EXCERPT section start
Anusha Shetty, director, strategy, site startup, and engagement at Veeva

Anusha Shetty, director, strategy, site startup, and engagement at Veeva

Completing study start-up in clinical trials takes determination, coordination, and continuous process improvement. The average time from site identification to study start-up completion is nearly eight months.1 This reflects challenges as teams continue to work in silos, follow complex workflows, and manage international regulations.

A top 20 biopharma found that applying a four-step methodology supported by advanced clinical applications for early trial processes could decrease selection to site activation time by 30% and start-up packet sent to activation time by 36%.

For other companies trying to achieve faster study start-ups, valuable lessons can be learned from their use case, including the importance of measuring key performance indicators (KPIs), ensuring easy access to data, and establishing a sustainable data-driven model.

Source: Veeva

Source: Veeva

1. Identifying companywide KPIs

Establishing KPIs and metrics is the first step in understanding how to streamline existing trial processes. The biopharma used historical data to identify and define what a high-performing study start-up looks like, then kicked off an organization-wide effort to measure cycle times and provide insights.

In addition to gathering KPIs from their top-performing studies, they identified a list of sub-KPIs that track towards achieving the larger study start-up metrics. For example, site IRB submission to approval and first site activated to 80% sites activated. This helped drill into specific areas of improvement.

2. Establishing company and industry benchmarks

The next step is establishing baseline performance. Gathering and cleaning existing data—including what is involved in every step, the time it takes, and the people and departments involved—is a complex task even for savvy, data-driven companies.
EXCERPT section end
EXTRACTED INFORMATION section start
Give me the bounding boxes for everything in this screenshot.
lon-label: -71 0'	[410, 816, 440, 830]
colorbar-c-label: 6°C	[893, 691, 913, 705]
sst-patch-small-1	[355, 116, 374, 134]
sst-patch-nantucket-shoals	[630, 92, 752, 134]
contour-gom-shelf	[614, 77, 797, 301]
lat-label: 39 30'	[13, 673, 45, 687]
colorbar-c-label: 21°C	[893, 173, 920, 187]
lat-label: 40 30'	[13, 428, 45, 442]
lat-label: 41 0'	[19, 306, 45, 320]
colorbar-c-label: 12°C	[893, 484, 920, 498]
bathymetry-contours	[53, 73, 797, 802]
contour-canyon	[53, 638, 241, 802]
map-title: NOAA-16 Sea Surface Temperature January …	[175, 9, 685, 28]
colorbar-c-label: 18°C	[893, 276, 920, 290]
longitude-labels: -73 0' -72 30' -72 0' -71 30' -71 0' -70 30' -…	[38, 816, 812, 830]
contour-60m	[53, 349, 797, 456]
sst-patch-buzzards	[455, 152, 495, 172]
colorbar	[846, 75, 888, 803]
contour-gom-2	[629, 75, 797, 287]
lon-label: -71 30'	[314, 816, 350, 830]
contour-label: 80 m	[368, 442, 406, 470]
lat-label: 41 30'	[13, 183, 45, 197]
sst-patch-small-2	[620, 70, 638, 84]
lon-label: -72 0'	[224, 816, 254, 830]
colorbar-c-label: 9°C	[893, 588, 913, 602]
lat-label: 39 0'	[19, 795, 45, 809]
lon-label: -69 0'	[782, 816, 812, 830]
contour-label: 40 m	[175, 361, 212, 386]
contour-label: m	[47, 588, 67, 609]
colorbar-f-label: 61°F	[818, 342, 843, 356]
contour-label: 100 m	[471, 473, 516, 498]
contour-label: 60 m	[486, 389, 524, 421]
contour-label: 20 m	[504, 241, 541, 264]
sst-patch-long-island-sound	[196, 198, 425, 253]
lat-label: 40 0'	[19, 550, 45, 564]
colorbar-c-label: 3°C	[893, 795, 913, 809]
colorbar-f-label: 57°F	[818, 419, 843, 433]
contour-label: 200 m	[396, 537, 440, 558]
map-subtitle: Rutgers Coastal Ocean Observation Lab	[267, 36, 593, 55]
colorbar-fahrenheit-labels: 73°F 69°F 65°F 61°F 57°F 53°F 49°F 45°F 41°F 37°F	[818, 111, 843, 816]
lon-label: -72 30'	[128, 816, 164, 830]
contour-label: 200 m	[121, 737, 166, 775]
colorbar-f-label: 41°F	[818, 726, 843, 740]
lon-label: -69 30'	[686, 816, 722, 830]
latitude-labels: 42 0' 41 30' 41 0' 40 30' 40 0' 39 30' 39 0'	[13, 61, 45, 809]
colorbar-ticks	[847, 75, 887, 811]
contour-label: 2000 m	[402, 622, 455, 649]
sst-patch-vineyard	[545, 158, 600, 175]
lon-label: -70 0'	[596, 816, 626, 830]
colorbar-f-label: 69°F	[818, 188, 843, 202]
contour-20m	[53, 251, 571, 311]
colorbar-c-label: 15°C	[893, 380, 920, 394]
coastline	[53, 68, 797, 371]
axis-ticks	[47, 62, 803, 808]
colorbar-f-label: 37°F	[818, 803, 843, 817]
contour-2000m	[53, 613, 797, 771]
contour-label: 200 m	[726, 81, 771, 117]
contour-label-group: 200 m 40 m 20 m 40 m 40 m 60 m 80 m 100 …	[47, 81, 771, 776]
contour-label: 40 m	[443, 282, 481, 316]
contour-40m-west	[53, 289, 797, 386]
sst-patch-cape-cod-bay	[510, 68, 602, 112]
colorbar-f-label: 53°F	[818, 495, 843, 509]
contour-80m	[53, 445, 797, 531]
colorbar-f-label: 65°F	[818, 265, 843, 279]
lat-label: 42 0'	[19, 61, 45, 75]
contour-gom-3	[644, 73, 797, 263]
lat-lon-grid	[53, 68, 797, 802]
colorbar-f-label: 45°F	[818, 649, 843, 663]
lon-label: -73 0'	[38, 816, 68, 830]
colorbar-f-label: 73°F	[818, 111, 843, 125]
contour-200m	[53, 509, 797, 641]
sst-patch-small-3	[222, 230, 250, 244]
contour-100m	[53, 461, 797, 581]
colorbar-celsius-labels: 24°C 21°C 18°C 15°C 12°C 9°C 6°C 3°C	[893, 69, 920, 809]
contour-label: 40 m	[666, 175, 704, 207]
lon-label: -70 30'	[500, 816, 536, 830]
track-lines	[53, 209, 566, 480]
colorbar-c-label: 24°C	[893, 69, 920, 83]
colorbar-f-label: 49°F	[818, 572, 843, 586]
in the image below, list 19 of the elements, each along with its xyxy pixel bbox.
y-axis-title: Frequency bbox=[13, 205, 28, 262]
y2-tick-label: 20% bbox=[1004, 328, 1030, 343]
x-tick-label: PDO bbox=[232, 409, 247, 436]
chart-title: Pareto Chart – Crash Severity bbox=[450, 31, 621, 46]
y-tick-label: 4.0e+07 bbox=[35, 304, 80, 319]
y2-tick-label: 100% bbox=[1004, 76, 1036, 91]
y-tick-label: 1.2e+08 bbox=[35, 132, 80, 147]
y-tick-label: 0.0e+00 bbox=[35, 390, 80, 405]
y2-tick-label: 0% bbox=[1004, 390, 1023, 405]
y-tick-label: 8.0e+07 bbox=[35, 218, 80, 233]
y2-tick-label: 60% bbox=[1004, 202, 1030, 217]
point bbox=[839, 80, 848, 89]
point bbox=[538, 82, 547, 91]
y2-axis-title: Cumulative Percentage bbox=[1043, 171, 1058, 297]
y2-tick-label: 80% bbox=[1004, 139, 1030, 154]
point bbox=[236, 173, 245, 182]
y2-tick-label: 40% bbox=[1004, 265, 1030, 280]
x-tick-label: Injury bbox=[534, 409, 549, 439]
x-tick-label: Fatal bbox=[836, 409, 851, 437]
EXTRACTED INFORMATION section end
__ASSIGNMENT 1__: In the study start-up excerpt, how long does it take on average from site identification to study start-up completion?
__ASSIGNMENT 2__: Summarize the study start-up excerpt in two sentences.
Answer from the study start-up excerpt alone.

__TASK SOLUTION 1__: Nearly eight months.

__TASK SOLUTION 2__: Study start-up in clinical trials takes nearly eight months on average from site identification to completion. A top 20 biopharma found that a four-step methodology could cut selection-to-activation time by 30% and start-up-packet-to-activation time by 36%, beginning with companywide KPIs and sub-KPIs drawn from historical data and continuing with baseline performance set by gathering and cleaning existing data.